Restate the material word for word and leave out anything that is a picture.

Figure contents as structured data
*****

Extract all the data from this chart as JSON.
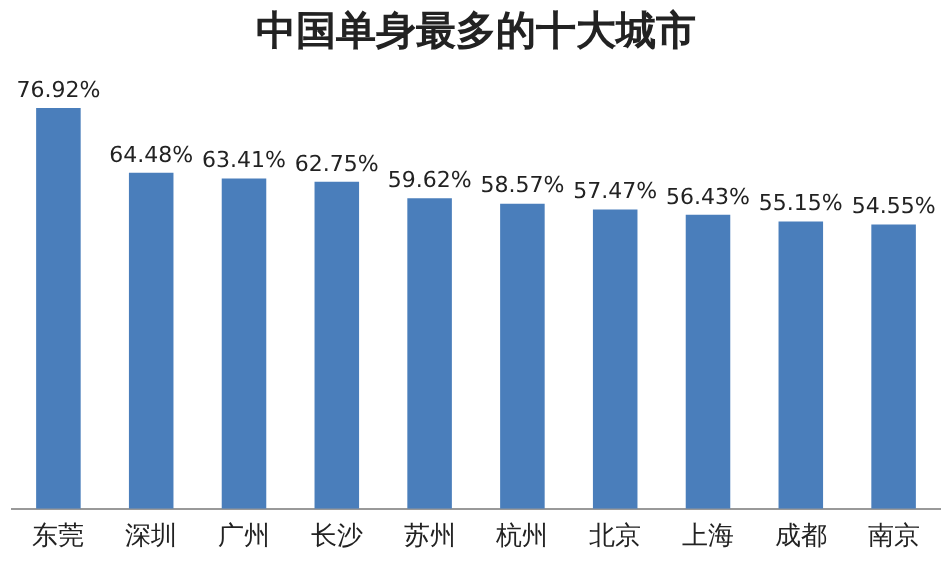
{
  "chart_data": {
    "type": "bar",
    "title": "中国单身最多的十大城市",
    "categories": [
      "东莞",
      "深圳",
      "广州",
      "长沙",
      "苏州",
      "杭州",
      "北京",
      "上海",
      "成都",
      "南京"
    ],
    "values": [
      76.92,
      64.48,
      63.41,
      62.75,
      59.62,
      58.57,
      57.47,
      56.43,
      55.15,
      54.55
    ],
    "value_labels": [
      "76.92%",
      "64.48%",
      "63.41%",
      "62.75%",
      "59.62%",
      "58.57%",
      "57.47%",
      "56.43%",
      "55.15%",
      "54.55%"
    ],
    "color": "#4a7ebb",
    "tick_labels": "x",
    "grid": false,
    "legend": false
  }
}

*****

• _Answer for this exercise_
Extract all the data from this chart as JSON.
{
  "chart_data": {
    "type": "bar",
    "title": "中国单身最多的十大城市",
    "categories": [
      "东莞",
      "深圳",
      "广州",
      "长沙",
      "苏州",
      "杭州",
      "北京",
      "上海",
      "成都",
      "南京"
    ],
    "values": [
      76.92,
      64.48,
      63.41,
      62.75,
      59.62,
      58.57,
      57.47,
      56.43,
      55.15,
      54.55
    ],
    "value_labels": [
      "76.92%",
      "64.48%",
      "63.41%",
      "62.75%",
      "59.62%",
      "58.57%",
      "57.47%",
      "56.43%",
      "55.15%",
      "54.55%"
    ],
    "color": "#4a7ebb",
    "tick_labels": "x",
    "grid": false,
    "legend": false
  }
}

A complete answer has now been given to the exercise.